:: SET EXERCISE ::
What is the number of lines containing the word "bubble"? Give that number alone.

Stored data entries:
## start

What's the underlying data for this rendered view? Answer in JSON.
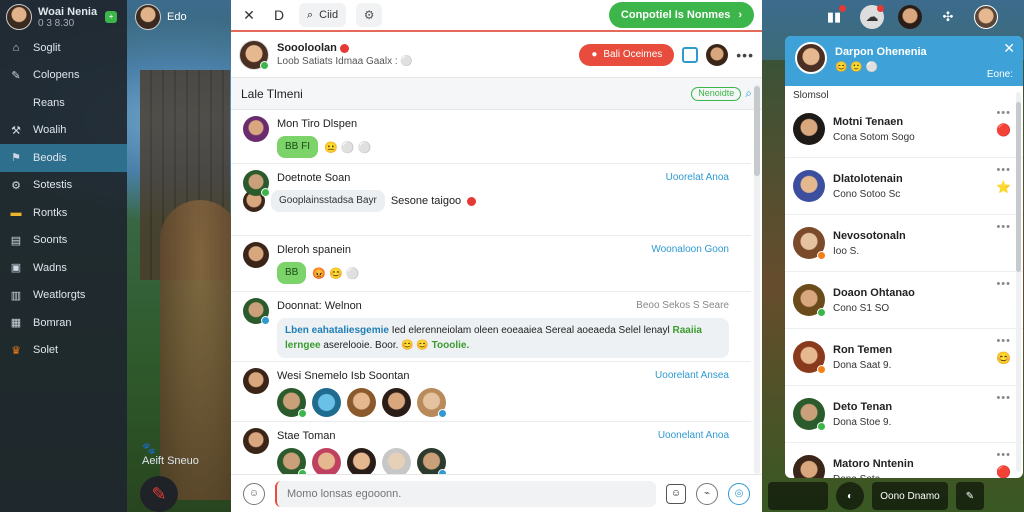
{
  "sidebar": {
    "user_name": "Woai Nenia",
    "user_sub": "0 3 8.30",
    "badge": "+",
    "items": [
      {
        "label": "Soglit",
        "icon": "home-icon"
      },
      {
        "label": "Colopens",
        "icon": "wrench-icon"
      },
      {
        "label": "Reans",
        "icon": "blank-icon"
      },
      {
        "label": "Woalih",
        "icon": "hammer-icon"
      },
      {
        "label": "Beodis",
        "icon": "flag-icon"
      },
      {
        "label": "Sotestis",
        "icon": "gear-icon"
      },
      {
        "label": "Rontks",
        "icon": "folder-icon"
      },
      {
        "label": "Soonts",
        "icon": "book-icon"
      },
      {
        "label": "Wadns",
        "icon": "bag-icon"
      },
      {
        "label": "Weatlorgts",
        "icon": "chart-icon"
      },
      {
        "label": "Bomran",
        "icon": "grid-icon"
      },
      {
        "label": "Solet",
        "icon": "trophy-icon"
      }
    ],
    "game_label": "Aeift Sneuo"
  },
  "topleft": {
    "label": "Edo"
  },
  "toolbar": {
    "search_label": "Ciid",
    "tab_label": "D",
    "green_button": "Conpotiel Is Nonmes"
  },
  "chat_header": {
    "title": "Soooloolan",
    "subtitle": "Loob Satiats Idmaa Gaalx :",
    "red_button": "Bali Oceimes"
  },
  "list_header": {
    "title": "Lale Tlmeni",
    "pill": "Nenoidte"
  },
  "messages": [
    {
      "name": "Mon Tiro Dlspen",
      "time": "",
      "bubble": "BB FI",
      "emojis": "😐 ⚪ ⚪",
      "type": "green"
    },
    {
      "name": "Doetnote Soan",
      "time": "Uoorelat Anoa",
      "sub_name": "Uaorelat Anoa",
      "bubble": "Gooplainsstadsa Bayr",
      "extra": "Sesone taigoo",
      "type": "gray"
    },
    {
      "name": "Dleroh spanein",
      "time": "Woonaloon Goon",
      "bubble": "BB",
      "emojis": "😡 😊 ⚪",
      "type": "green"
    },
    {
      "name": "Doonnat: Welnon",
      "time": "Beoo Sekos S Seare",
      "long_blue": "Lben eahataliesgemie",
      "long_text": " Ied elerenneiolam oleen eoeaaiea Sereal aoeaeda Selel lenayl",
      "long_green": " Raaiia lerngee",
      "long_tail": " aserelooie. Boor. 😊 😊 ",
      "long_green2": "Tooolie.",
      "type": "long"
    },
    {
      "name": "Wesi Snemelo Isb Soontan",
      "time": "Uoorelant Ansea",
      "type": "avatars"
    },
    {
      "name": "Stae Toman",
      "time": "Uoonelant Anoa",
      "type": "avatars2"
    }
  ],
  "input": {
    "placeholder": "Momo lonsas egooonn."
  },
  "friends": {
    "title": "Darpon Ohenenia",
    "sub": "😊 🙂 ⚪",
    "count": "Eone:",
    "section": "Slomsol",
    "list": [
      {
        "name": "Motni Tenaen",
        "status": "Cona Sotom Sogo",
        "extra": "🔴"
      },
      {
        "name": "Dlatolotenain",
        "status": "Cono Sotoo Sc",
        "extra": "⭐"
      },
      {
        "name": "Nevosotonaln",
        "status": "Ioo S.",
        "extra": ""
      },
      {
        "name": "Doaon Ohtanao",
        "status": "Cono S1 SO",
        "extra": ""
      },
      {
        "name": "Ron Temen",
        "status": "Dona Saat 9.",
        "extra": "😊"
      },
      {
        "name": "Deto Tenan",
        "status": "Dona Stoe 9.",
        "extra": ""
      },
      {
        "name": "Matoro Nntenin",
        "status": "Dona Sota",
        "extra": "🔴"
      }
    ]
  },
  "bottom_right": {
    "label": "Oono Dnamo"
  }
}
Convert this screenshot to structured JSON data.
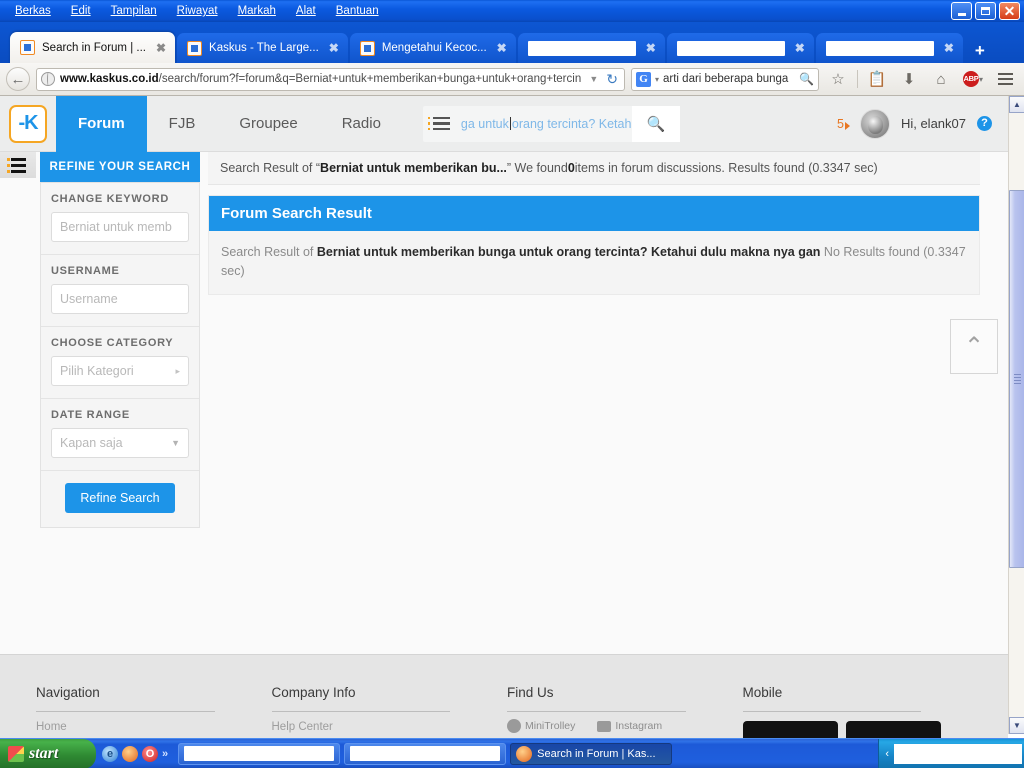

## end

:: RESPONSE BELOW ::
3